### What to work on
Answer the following from the bankruptcy tax text.
(a) In what year did Congress amend subdivision (a) of section 2 of the Bankruptcy Act?
(b) According to the quotation from Collier on Bankruptcy, what might debtors be under pressure to accept?
(c) Which section of the Code is the immediate successor to section 2a(2A) of the former Act?

## Begin Selection

Questions surrounding the bankruptcy court’s power to determine a debtor’s tax liability first arose under the former Bankruptcy Act of 1898.

In 1966, in order to clarify the existing confusion relating to the general jurisdiction of the bankruptcy courts, Congress amended subdivision (a) of section 2 of the Bankruptcy Act (11 U.S.C. § 11), giving the courts of bankruptcy the jurisdiction to:
“(2A) Hear and determine, or cause to be heard and determined, any question arising as to the amount or legality of any unpaid tax, whether or not previously assessed, which has not prior to bankruptcy been contested before and adjudi-*145catecl by a judicial or administrative tribunal of competent jurisdiction * * * ”

City of Amarillo v. Eakens, 399 F.2d 541, 543 (5th Cir.1968), cert. denied, 393 U.S. 1051, 89 S.Ct. 688, 21 L.Ed.2d 692 (1969); accord Quattrone Accountants, Inc. v. I.R.S., 895 F.2d 921, 925 (3d Cir.1990). The reason for this statutory clarification of bankruptcy power to adjudicate tax disputes was also explained by the Fifth Circuit Court of Appeals:

In actuality the effect of the amendment is to negate [prior] decisions and to confer jurisdiction upon the courts of bankruptcy to hear and determine questions as to amount or legality of tax claims where said claims have not progressed to an adjudication before an administrative, judicial or quasi-judicial body of competent jurisdiction. The amendment should be construed as a remedial effort, designed to alleviate an unfortunate situation in which many bankrupts and their creditors are placed. This situation is well-described in Collier on Bankruptcy:
“Debtors financially involved are not always vigilant in the exercise of their rights to challenge tax claims or secure abatements; their managements may be inept, incompetent, uninterested, or dishonest; indeed, they may be under pressure to accept over-assessments which may aid in maintaining a credit standing or commercial rating.”
The amendment, by authorizing redetermi-nations in those instances where the tax claim was never appealed, serves to protect creditors of the bankrupt from the bankrupt’s lack of diligence or interest.

City of Amarillo v. Eakens, 399 F.2d at 543-44 (footnote omitted) (citing 6A Collier on Bankruptcy 183 (14th ed. 1965)); accord In re Century Vault Co., 416 F.2d 1035, 1041 (3d Cir.1969).

Section 505 of the Code is the immediate successor to section 2a(2A) of the former Act. Quattrone Accountants, Inc. v. I.R.S., 895 F.2d at 925; accord, e.g., L. King, 3 Collier on Bankruptcy, ¶ 505.04 (15th ed. 1995). As noted in the legislative history surrounding the Code:

Section 505. Determinations of tax liability: Authority of bankruptcy court to rule on merits of tax claims. — The House amendment authorizes the bankruptcy court to rule on the merits of any tax claim involving an unpaid tax, fine, or penalty relating to a tax, or any addition to a tax, of the debtor or the estate. This authority applies, in general, whether or not the tax, penalty, fine, or addition to tax had been previously assessed or paid. However, the bankruptcy court’will not have jurisdiction to rule on the merits of any tax claim which has been previously adjudicated, in a contested proceeding, before a court of competent jurisdiction.

## End Selection
## Begin Data section

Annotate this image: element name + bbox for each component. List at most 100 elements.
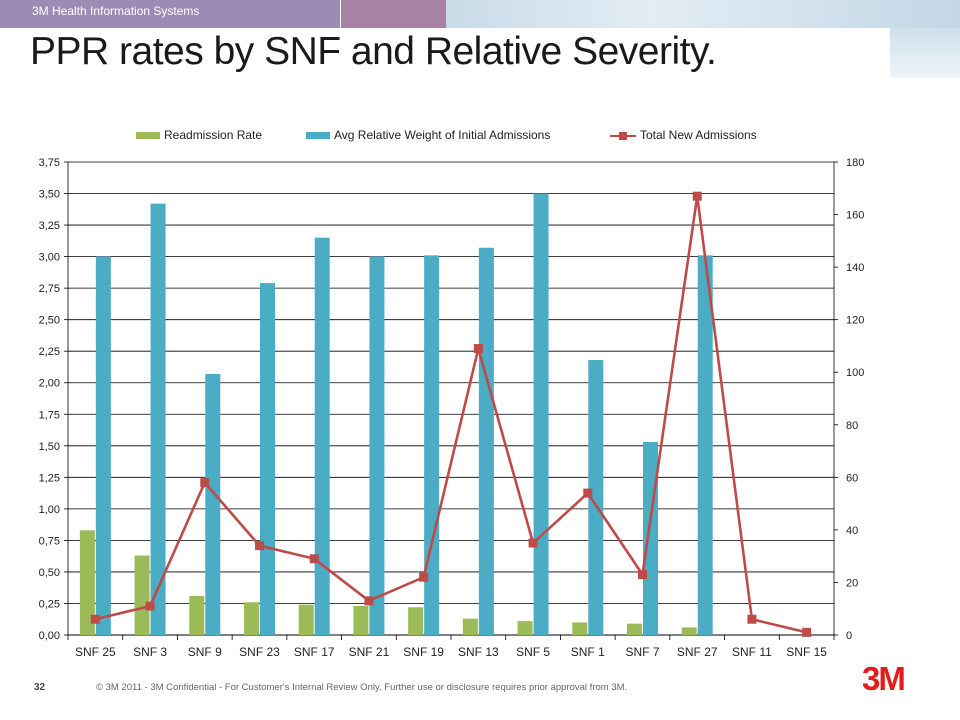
3m-logo: 3M — [862, 662, 906, 694]
marker-total-new-admissions — [638, 570, 647, 580]
3m-logo-text: 3M — [862, 662, 904, 694]
marker-total-new-admissions — [802, 627, 812, 637]
left-axis-tick-label: 2,75 — [39, 283, 60, 295]
marker-total-new-admissions — [364, 596, 374, 606]
page-title: PPR rates by SNF and Relative Severity. — [30, 30, 717, 73]
marker-total-new-admissions — [90, 614, 100, 624]
bar-readmission-rate — [517, 621, 533, 635]
bar-readmission-rate — [353, 605, 369, 635]
bar-readmission-rate — [627, 623, 642, 635]
x-axis-tick-label: SNF 27 — [677, 645, 718, 659]
right-axis-tick-label: 140 — [846, 262, 864, 274]
bar-avg-relative-weight — [314, 237, 330, 635]
bar-avg-relative-weight — [697, 255, 713, 635]
left-axis-tick-label: 0,50 — [39, 567, 60, 579]
legend-item-admissions: Total New Admissions — [610, 128, 757, 142]
bar-avg-relative-weight — [478, 247, 494, 635]
banner-strip-purple — [0, 0, 340, 28]
left-axis-tick-label: 0,25 — [39, 598, 60, 610]
marker-total-new-admissions — [309, 554, 319, 564]
banner-corner-graphic — [890, 28, 960, 78]
chart-legend: Readmission Rate Avg Relative Weight of … — [0, 128, 960, 144]
legend-item-readmission: Readmission Rate — [136, 128, 262, 142]
bar-readmission-rate — [681, 627, 697, 635]
bar-readmission-rate — [408, 607, 424, 635]
marker-total-new-admissions — [583, 488, 593, 498]
x-axis-tick-label: SNF 1 — [571, 645, 605, 659]
x-axis-tick-label: SNF 25 — [75, 645, 116, 659]
bar-readmission-rate — [298, 604, 314, 635]
banner-strip-mauve — [340, 0, 446, 28]
bar-avg-relative-weight — [95, 256, 111, 635]
x-axis-tick-label: SNF 9 — [188, 645, 222, 659]
left-axis-tick-label: 3,00 — [39, 252, 60, 264]
right-axis-tick-label: 40 — [846, 525, 858, 537]
bar-readmission-rate — [134, 555, 150, 635]
line-total-new-admissions — [95, 194, 807, 634]
x-axis-tick-label: SNF 15 — [786, 645, 827, 659]
legend-label-admissions: Total New Admissions — [640, 128, 757, 142]
x-axis-tick-label: SNF 5 — [516, 645, 550, 659]
brand-name: 3M Health Information Systems — [32, 4, 200, 18]
left-axis-tick-label: 1,75 — [39, 409, 60, 421]
page-number: 32 — [34, 682, 46, 693]
left-axis-tick-label: 1,00 — [39, 504, 60, 516]
left-axis-tick-label: 1,50 — [39, 441, 60, 453]
right-axis-tick-label: 160 — [846, 210, 864, 222]
marker-total-new-admissions — [692, 191, 702, 201]
x-axis-tick-label: SNF 19 — [403, 645, 444, 659]
right-axis-tick-label: 80 — [846, 420, 858, 432]
bar-readmission-rate — [79, 530, 95, 635]
marker-total-new-admissions — [473, 344, 483, 354]
legend-item-weight: Avg Relative Weight of Initial Admission… — [306, 128, 550, 142]
right-axis-tick-label: 20 — [846, 577, 858, 589]
right-axis-tick-label: 60 — [846, 472, 858, 484]
x-axis-tick-label: SNF 23 — [239, 645, 280, 659]
bar-avg-relative-weight — [643, 442, 658, 635]
legend-label-readmission: Readmission Rate — [164, 128, 263, 142]
marker-total-new-admissions — [528, 538, 538, 548]
legend-swatch-admissions — [610, 131, 636, 140]
left-axis-tick-label: 2,00 — [39, 378, 60, 390]
marker-total-new-admissions — [200, 478, 210, 488]
bar-avg-relative-weight — [424, 255, 440, 635]
marker-total-new-admissions — [419, 572, 429, 582]
left-axis-tick-label: 1,25 — [39, 472, 60, 484]
bar-readmission-rate — [189, 595, 205, 635]
bar-avg-relative-weight — [588, 360, 604, 635]
marker-total-new-admissions — [747, 614, 757, 624]
bar-avg-relative-weight — [369, 256, 385, 635]
x-axis-tick-label: SNF 7 — [625, 645, 659, 659]
x-axis-tick-label: SNF 21 — [349, 645, 390, 659]
right-axis-tick-label: 100 — [846, 367, 864, 379]
right-axis-tick-label: 120 — [846, 315, 864, 327]
left-axis-tick-label: 2,25 — [39, 346, 60, 358]
marker-total-new-admissions — [255, 541, 264, 551]
footer: 32 © 3M 2011 - 3M Confidential - For Cus… — [0, 680, 960, 700]
x-axis-tick-label: SNF 3 — [133, 645, 167, 659]
right-axis-tick-label: 0 — [846, 630, 852, 642]
bar-readmission-rate — [244, 602, 259, 635]
bar-avg-relative-weight — [150, 203, 166, 635]
left-axis-tick-label: 2,50 — [39, 315, 60, 327]
bar-readmission-rate — [462, 618, 478, 635]
x-axis-tick-label: SNF 17 — [294, 645, 335, 659]
x-axis-tick-label: SNF 13 — [458, 645, 499, 659]
left-axis-tick-label: 0,00 — [39, 630, 60, 642]
marker-total-new-admissions — [145, 601, 155, 611]
left-axis-tick-label: 0,75 — [39, 535, 60, 547]
legend-label-weight: Avg Relative Weight of Initial Admission… — [334, 128, 551, 142]
bar-readmission-rate — [572, 622, 588, 635]
left-axis-tick-label: 3,50 — [39, 189, 60, 201]
copyright-notice: © 3M 2011 - 3M Confidential - For Custom… — [96, 682, 628, 693]
right-axis-tick-label: 180 — [846, 157, 864, 169]
x-axis-tick-label: SNF 11 — [732, 645, 772, 659]
header-banner: 3M Health Information Systems PPR rates … — [0, 0, 960, 78]
legend-swatch-readmission — [136, 132, 160, 140]
ppr-chart: 0,00 0,25 0,50 0,75 1,00 1,25 1,50 1,75 2,00 2,25… — [39, 157, 865, 659]
legend-swatch-weight — [306, 132, 330, 140]
bar-avg-relative-weight — [205, 373, 221, 635]
banner-strip-blue — [446, 0, 960, 28]
bar-avg-relative-weight — [260, 283, 275, 635]
left-axis-tick-label: 3,25 — [39, 220, 60, 232]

## End Data section

### Response
(a) 1966
(b) Over-assessments, which may aid in maintaining a credit standing or commercial rating
(c) Section 505